- WHAT YOU SHOULD DO
What follows is a listing; give it again exactly, in its entirety.

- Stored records
--

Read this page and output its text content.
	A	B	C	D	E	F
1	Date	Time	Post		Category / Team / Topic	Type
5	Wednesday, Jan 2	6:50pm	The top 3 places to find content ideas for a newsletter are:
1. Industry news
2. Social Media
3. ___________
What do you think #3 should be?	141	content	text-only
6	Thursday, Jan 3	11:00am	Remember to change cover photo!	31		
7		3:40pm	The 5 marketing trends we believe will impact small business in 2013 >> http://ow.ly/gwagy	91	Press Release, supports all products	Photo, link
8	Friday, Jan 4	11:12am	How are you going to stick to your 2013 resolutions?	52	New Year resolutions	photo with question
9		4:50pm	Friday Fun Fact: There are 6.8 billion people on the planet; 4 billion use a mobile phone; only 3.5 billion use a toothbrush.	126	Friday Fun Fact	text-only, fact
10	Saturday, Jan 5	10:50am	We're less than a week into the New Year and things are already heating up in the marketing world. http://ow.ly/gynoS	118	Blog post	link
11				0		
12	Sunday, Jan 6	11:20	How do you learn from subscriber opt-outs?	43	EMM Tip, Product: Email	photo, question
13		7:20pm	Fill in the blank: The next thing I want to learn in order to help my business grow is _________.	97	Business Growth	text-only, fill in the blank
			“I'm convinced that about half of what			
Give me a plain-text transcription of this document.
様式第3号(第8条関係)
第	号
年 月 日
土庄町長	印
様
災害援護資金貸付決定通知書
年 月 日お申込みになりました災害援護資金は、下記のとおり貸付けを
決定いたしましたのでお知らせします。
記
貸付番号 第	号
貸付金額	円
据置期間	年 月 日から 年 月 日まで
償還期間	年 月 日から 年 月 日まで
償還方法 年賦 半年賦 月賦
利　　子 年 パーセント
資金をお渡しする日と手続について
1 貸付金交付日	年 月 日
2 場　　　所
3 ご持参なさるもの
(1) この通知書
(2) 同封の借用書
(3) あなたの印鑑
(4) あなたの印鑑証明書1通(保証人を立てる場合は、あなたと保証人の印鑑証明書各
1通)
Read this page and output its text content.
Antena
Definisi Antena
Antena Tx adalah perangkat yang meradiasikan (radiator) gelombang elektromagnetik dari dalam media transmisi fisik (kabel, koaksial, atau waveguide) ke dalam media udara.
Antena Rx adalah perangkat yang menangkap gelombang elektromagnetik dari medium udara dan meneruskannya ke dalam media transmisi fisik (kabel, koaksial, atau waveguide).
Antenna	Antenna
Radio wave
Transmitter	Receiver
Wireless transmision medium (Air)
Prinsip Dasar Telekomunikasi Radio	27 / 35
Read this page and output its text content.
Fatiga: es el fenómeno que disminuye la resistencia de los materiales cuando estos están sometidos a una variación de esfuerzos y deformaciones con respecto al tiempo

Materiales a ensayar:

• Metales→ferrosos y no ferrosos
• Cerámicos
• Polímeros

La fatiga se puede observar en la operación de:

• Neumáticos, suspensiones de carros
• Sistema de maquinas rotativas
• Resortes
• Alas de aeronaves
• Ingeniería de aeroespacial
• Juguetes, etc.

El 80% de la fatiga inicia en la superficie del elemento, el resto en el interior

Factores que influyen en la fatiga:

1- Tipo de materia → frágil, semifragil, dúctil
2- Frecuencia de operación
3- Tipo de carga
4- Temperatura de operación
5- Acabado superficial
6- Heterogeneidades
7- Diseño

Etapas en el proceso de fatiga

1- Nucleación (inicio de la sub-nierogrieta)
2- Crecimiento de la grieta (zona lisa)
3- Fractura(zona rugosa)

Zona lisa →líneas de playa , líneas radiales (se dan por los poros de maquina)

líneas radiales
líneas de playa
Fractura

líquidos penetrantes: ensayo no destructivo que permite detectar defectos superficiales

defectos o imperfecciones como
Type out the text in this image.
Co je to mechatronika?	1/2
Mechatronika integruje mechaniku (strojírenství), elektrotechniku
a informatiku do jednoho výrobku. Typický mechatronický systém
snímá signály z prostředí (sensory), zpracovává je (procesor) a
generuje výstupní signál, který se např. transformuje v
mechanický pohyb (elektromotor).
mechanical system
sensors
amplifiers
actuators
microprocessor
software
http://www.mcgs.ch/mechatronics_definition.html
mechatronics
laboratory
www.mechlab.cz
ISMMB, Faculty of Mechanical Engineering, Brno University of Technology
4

--

- FULL SOLUTION
Read this page and output its text content.
	A	B	C	D	E	F
1	Date	Time	Post		Category / Team / Topic	Type
5	Wednesday, Jan 2	6:50pm	The top 3 places to find content ideas for a newsletter are:
1. Industry news
2. Social Media
3. ___________
What do you think #3 should be?	141	content	text-only
6	Thursday, Jan 3	11:00am	Remember to change cover photo!	31		
7		3:40pm	The 5 marketing trends we believe will impact small business in 2013 >> http://ow.ly/gwagy	91	Press Release, supports all products	Photo, link
8	Friday, Jan 4	11:12am	How are you going to stick to your 2013 resolutions?	52	New Year resolutions	photo with question
9		4:50pm	Friday Fun Fact: There are 6.8 billion people on the planet; 4 billion use a mobile phone; only 3.5 billion use a toothbrush.	126	Friday Fun Fact	text-only, fact
10	Saturday, Jan 5	10:50am	We're less than a week into the New Year and things are already heating up in the marketing world. http://ow.ly/gynoS	118	Blog post	link
11				0		
12	Sunday, Jan 6	11:20	How do you learn from subscriber opt-outs?	43	EMM Tip, Product: Email	photo, question
13		7:20pm	Fill in the blank: The next thing I want to learn in order to help my business grow is _________.	97	Business Growth	text-only, fill in the blank
			“I'm convinced that about half of what			
Give me a plain-text transcription of this document.
様式第3号(第8条関係)
第	号
年 月 日
土庄町長	印
様
災害援護資金貸付決定通知書
年 月 日お申込みになりました災害援護資金は、下記のとおり貸付けを
決定いたしましたのでお知らせします。
記
貸付番号 第	号
貸付金額	円
据置期間	年 月 日から 年 月 日まで
償還期間	年 月 日から 年 月 日まで
償還方法 年賦 半年賦 月賦
利　　子 年 パーセント
資金をお渡しする日と手続について
1 貸付金交付日	年 月 日
2 場　　　所
3 ご持参なさるもの
(1) この通知書
(2) 同封の借用書
(3) あなたの印鑑
(4) あなたの印鑑証明書1通(保証人を立てる場合は、あなたと保証人の印鑑証明書各
1通)
Read this page and output its text content.
Antena
Definisi Antena
Antena Tx adalah perangkat yang meradiasikan (radiator) gelombang elektromagnetik dari dalam media transmisi fisik (kabel, koaksial, atau waveguide) ke dalam media udara.
Antena Rx adalah perangkat yang menangkap gelombang elektromagnetik dari medium udara dan meneruskannya ke dalam media transmisi fisik (kabel, koaksial, atau waveguide).
Antenna	Antenna
Radio wave
Transmitter	Receiver
Wireless transmision medium (Air)
Prinsip Dasar Telekomunikasi Radio	27 / 35
Read this page and output its text content.
Fatiga: es el fenómeno que disminuye la resistencia de los materiales cuando estos están sometidos a una variación de esfuerzos y deformaciones con respecto al tiempo

Materiales a ensayar:

• Metales→ferrosos y no ferrosos
• Cerámicos
• Polímeros

La fatiga se puede observar en la operación de:

• Neumáticos, suspensiones de carros
• Sistema de maquinas rotativas
• Resortes
• Alas de aeronaves
• Ingeniería de aeroespacial
• Juguetes, etc.

El 80% de la fatiga inicia en la superficie del elemento, el resto en el interior

Factores que influyen en la fatiga:

1- Tipo de materia → frágil, semifragil, dúctil
2- Frecuencia de operación
3- Tipo de carga
4- Temperatura de operación
5- Acabado superficial
6- Heterogeneidades
7- Diseño

Etapas en el proceso de fatiga

1- Nucleación (inicio de la sub-nierogrieta)
2- Crecimiento de la grieta (zona lisa)
3- Fractura(zona rugosa)

Zona lisa →líneas de playa , líneas radiales (se dan por los poros de maquina)

líneas radiales
líneas de playa
Fractura

líquidos penetrantes: ensayo no destructivo que permite detectar defectos superficiales

defectos o imperfecciones como
Type out the text in this image.
Co je to mechatronika?	1/2
Mechatronika integruje mechaniku (strojírenství), elektrotechniku
a informatiku do jednoho výrobku. Typický mechatronický systém
snímá signály z prostředí (sensory), zpracovává je (procesor) a
generuje výstupní signál, který se např. transformuje v
mechanický pohyb (elektromotor).
mechanical system
sensors
amplifiers
actuators
microprocessor
software
http://www.mcgs.ch/mechatronics_definition.html
mechatronics
laboratory
www.mechlab.cz
ISMMB, Faculty of Mechanical Engineering, Brno University of Technology
4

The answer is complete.